## Start Working data
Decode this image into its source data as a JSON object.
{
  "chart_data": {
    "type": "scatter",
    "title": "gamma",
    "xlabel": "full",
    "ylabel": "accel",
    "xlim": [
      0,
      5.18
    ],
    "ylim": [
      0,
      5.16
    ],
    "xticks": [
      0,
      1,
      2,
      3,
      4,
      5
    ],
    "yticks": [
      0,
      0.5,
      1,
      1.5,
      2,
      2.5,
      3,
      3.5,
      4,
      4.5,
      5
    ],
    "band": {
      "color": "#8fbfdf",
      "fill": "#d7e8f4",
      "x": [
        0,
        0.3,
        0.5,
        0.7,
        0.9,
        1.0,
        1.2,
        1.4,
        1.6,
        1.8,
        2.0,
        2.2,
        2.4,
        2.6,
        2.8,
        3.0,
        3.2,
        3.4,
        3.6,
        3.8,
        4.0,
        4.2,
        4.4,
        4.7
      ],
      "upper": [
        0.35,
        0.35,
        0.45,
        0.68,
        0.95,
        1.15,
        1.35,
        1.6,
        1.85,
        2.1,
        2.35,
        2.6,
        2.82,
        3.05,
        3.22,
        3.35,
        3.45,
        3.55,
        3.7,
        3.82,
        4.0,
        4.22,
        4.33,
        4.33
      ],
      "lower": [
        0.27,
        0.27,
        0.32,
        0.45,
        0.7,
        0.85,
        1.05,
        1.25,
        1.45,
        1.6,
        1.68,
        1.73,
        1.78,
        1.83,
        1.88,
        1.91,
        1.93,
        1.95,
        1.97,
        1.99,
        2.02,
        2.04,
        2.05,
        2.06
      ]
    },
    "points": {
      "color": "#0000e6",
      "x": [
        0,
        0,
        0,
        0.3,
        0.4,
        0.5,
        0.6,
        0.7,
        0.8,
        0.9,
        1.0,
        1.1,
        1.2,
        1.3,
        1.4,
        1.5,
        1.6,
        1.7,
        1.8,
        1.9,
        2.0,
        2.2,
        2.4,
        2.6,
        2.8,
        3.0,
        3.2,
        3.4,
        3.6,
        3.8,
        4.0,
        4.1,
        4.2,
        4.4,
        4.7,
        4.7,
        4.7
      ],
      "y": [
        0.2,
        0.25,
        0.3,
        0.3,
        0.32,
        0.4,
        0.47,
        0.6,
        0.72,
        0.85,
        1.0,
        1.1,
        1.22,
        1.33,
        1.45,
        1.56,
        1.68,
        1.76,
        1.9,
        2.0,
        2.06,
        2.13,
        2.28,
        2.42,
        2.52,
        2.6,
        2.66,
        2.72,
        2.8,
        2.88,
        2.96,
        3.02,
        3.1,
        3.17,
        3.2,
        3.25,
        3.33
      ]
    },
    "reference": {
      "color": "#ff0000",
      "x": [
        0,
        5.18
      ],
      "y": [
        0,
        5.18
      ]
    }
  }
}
## End Working data
Exercise brief:
All of the lines above must be returned exactly.

Solution to this problem:
Decode this image into its source data as a JSON object.
{
  "chart_data": {
    "type": "scatter",
    "title": "gamma",
    "xlabel": "full",
    "ylabel": "accel",
    "xlim": [
      0,
      5.18
    ],
    "ylim": [
      0,
      5.16
    ],
    "xticks": [
      0,
      1,
      2,
      3,
      4,
      5
    ],
    "yticks": [
      0,
      0.5,
      1,
      1.5,
      2,
      2.5,
      3,
      3.5,
      4,
      4.5,
      5
    ],
    "band": {
      "color": "#8fbfdf",
      "fill": "#d7e8f4",
      "x": [
        0,
        0.3,
        0.5,
        0.7,
        0.9,
        1.0,
        1.2,
        1.4,
        1.6,
        1.8,
        2.0,
        2.2,
        2.4,
        2.6,
        2.8,
        3.0,
        3.2,
        3.4,
        3.6,
        3.8,
        4.0,
        4.2,
        4.4,
        4.7
      ],
      "upper": [
        0.35,
        0.35,
        0.45,
        0.68,
        0.95,
        1.15,
        1.35,
        1.6,
        1.85,
        2.1,
        2.35,
        2.6,
        2.82,
        3.05,
        3.22,
        3.35,
        3.45,
        3.55,
        3.7,
        3.82,
        4.0,
        4.22,
        4.33,
        4.33
      ],
      "lower": [
        0.27,
        0.27,
        0.32,
        0.45,
        0.7,
        0.85,
        1.05,
        1.25,
        1.45,
        1.6,
        1.68,
        1.73,
        1.78,
        1.83,
        1.88,
        1.91,
        1.93,
        1.95,
        1.97,
        1.99,
        2.02,
        2.04,
        2.05,
        2.06
      ]
    },
    "points": {
      "color": "#0000e6",
      "x": [
        0,
        0,
        0,
        0.3,
        0.4,
        0.5,
        0.6,
        0.7,
        0.8,
        0.9,
        1.0,
        1.1,
        1.2,
        1.3,
        1.4,
        1.5,
        1.6,
        1.7,
        1.8,
        1.9,
        2.0,
        2.2,
        2.4,
        2.6,
        2.8,
        3.0,
        3.2,
        3.4,
        3.6,
        3.8,
        4.0,
        4.1,
        4.2,
        4.4,
        4.7,
        4.7,
        4.7
      ],
      "y": [
        0.2,
        0.25,
        0.3,
        0.3,
        0.32,
        0.4,
        0.47,
        0.6,
        0.72,
        0.85,
        1.0,
        1.1,
        1.22,
        1.33,
        1.45,
        1.56,
        1.68,
        1.76,
        1.9,
        2.0,
        2.06,
        2.13,
        2.28,
        2.42,
        2.52,
        2.6,
        2.66,
        2.72,
        2.8,
        2.88,
        2.96,
        3.02,
        3.1,
        3.17,
        3.2,
        3.25,
        3.33
      ]
    },
    "reference": {
      "color": "#ff0000",
      "x": [
        0,
        5.18
      ],
      "y": [
        0,
        5.18
      ]
    }
  }
}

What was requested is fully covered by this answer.